>> START
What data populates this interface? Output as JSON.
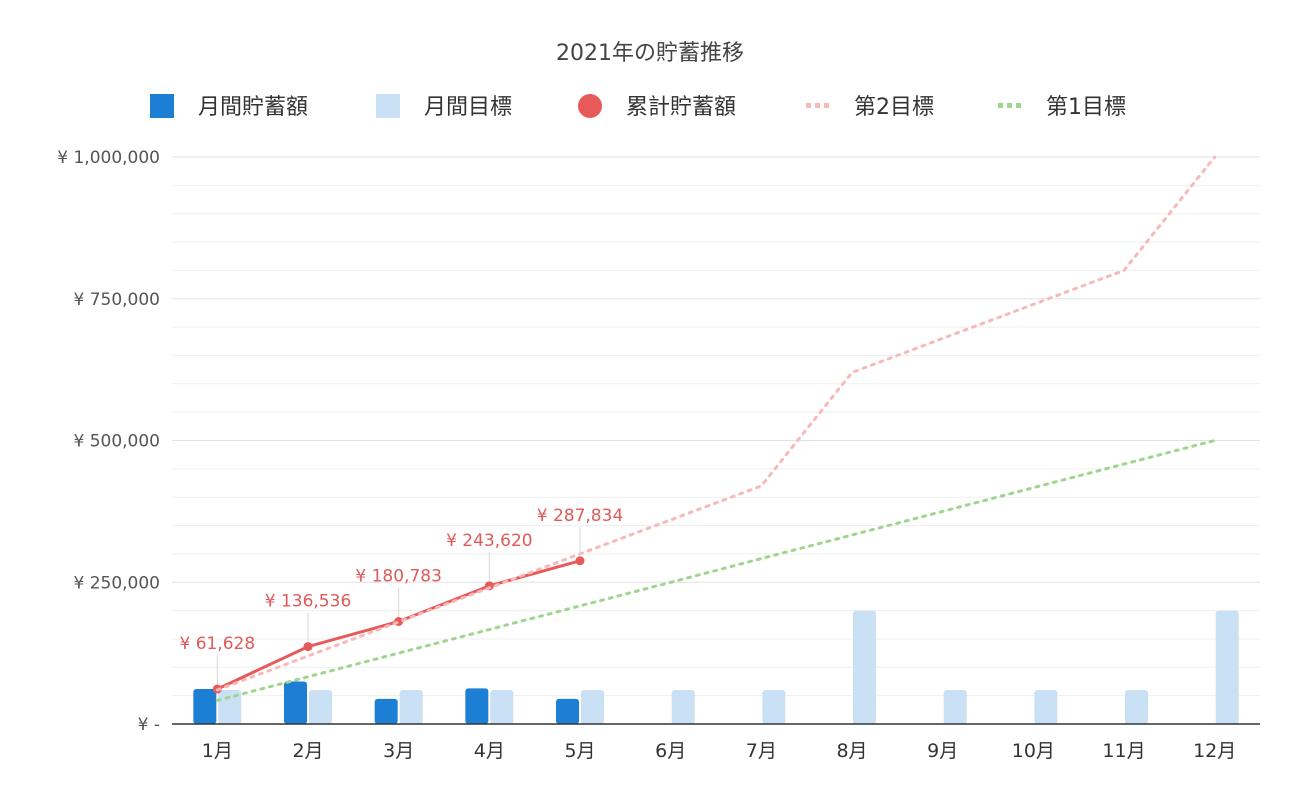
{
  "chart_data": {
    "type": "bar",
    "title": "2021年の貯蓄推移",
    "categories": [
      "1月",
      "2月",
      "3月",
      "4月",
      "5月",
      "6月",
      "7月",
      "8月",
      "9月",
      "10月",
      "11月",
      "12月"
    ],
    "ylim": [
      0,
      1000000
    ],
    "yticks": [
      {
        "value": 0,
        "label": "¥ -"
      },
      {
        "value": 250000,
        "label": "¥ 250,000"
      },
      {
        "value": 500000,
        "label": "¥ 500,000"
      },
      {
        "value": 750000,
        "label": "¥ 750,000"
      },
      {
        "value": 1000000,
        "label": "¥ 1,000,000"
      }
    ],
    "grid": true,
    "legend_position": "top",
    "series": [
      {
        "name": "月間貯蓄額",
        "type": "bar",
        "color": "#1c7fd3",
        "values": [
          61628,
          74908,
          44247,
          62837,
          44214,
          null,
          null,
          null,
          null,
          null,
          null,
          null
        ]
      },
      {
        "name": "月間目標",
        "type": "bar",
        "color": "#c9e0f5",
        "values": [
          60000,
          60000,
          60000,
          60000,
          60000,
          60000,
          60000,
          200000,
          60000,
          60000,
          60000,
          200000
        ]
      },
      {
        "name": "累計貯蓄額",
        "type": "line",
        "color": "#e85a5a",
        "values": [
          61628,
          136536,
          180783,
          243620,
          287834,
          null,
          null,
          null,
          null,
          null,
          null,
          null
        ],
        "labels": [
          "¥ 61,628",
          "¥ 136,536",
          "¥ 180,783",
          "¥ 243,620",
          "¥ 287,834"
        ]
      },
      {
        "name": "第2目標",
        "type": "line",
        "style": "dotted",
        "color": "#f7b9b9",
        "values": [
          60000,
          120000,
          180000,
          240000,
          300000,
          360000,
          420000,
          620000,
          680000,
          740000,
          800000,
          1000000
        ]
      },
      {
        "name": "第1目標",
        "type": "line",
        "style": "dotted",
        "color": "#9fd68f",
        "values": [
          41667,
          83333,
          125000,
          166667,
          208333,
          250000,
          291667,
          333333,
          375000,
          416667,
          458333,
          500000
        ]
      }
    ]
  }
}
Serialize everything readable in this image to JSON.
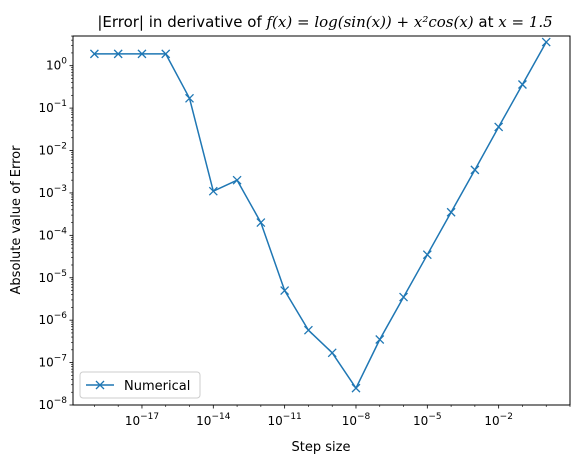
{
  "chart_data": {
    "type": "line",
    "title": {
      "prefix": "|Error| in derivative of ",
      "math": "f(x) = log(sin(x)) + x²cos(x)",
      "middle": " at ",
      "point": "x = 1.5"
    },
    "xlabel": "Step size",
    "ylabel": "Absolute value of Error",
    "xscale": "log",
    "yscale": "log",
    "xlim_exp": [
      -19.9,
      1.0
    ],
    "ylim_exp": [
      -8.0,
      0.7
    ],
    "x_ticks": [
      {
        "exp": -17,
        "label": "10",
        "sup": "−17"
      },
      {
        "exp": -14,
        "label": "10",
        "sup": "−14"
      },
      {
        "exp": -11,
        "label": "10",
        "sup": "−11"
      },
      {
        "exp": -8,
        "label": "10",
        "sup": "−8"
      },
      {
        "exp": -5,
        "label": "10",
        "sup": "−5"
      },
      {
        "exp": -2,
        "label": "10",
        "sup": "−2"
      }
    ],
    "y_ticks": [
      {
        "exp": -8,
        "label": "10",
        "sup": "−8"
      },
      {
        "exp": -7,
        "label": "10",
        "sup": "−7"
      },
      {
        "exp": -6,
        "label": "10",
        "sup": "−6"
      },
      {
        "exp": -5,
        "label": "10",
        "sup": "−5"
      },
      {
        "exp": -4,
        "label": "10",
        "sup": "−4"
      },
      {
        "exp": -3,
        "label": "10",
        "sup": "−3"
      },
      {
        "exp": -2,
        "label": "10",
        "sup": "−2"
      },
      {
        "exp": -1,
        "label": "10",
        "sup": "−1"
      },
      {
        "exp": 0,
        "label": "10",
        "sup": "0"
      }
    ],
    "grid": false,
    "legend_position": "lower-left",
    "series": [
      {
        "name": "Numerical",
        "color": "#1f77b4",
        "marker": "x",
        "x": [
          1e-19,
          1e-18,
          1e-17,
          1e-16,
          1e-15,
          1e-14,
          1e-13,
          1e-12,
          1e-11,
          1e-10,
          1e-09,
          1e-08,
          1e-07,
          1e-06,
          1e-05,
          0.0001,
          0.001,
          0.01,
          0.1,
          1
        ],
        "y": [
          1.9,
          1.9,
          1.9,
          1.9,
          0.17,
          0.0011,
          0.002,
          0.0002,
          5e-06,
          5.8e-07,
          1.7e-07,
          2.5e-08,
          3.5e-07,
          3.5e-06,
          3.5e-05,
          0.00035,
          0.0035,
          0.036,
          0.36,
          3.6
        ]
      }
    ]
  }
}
>> END
Given problem. Search the data for "color". Copy every matching line.

Completed exercise.
        "color": "#1c7fd3",
        "color": "#c9e0f5",
        "color": "#e85a5a",
        "color": "#f7b9b9",
        "color": "#9fd68f",
        "color": "#1f77b4",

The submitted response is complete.